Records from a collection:

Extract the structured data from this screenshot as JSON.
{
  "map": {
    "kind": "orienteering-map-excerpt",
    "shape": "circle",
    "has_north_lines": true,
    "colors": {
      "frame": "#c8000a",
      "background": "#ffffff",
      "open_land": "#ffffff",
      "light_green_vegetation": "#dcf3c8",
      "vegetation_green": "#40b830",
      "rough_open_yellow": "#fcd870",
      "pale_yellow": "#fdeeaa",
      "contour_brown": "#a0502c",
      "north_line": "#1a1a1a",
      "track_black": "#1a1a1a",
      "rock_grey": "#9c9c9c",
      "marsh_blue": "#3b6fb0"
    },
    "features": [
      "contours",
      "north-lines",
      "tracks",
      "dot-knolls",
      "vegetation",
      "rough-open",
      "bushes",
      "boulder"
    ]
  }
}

• **Stated exercise**
Your task is to retype all the records above with nothing left out.

• **Correct output**
Extract the structured data from this screenshot as JSON.
{
  "map": {
    "kind": "orienteering-map-excerpt",
    "shape": "circle",
    "has_north_lines": true,
    "colors": {
      "frame": "#c8000a",
      "background": "#ffffff",
      "open_land": "#ffffff",
      "light_green_vegetation": "#dcf3c8",
      "vegetation_green": "#40b830",
      "rough_open_yellow": "#fcd870",
      "pale_yellow": "#fdeeaa",
      "contour_brown": "#a0502c",
      "north_line": "#1a1a1a",
      "track_black": "#1a1a1a",
      "rock_grey": "#9c9c9c",
      "marsh_blue": "#3b6fb0"
    },
    "features": [
      "contours",
      "north-lines",
      "tracks",
      "dot-knolls",
      "vegetation",
      "rough-open",
      "bushes",
      "boulder"
    ]
  }
}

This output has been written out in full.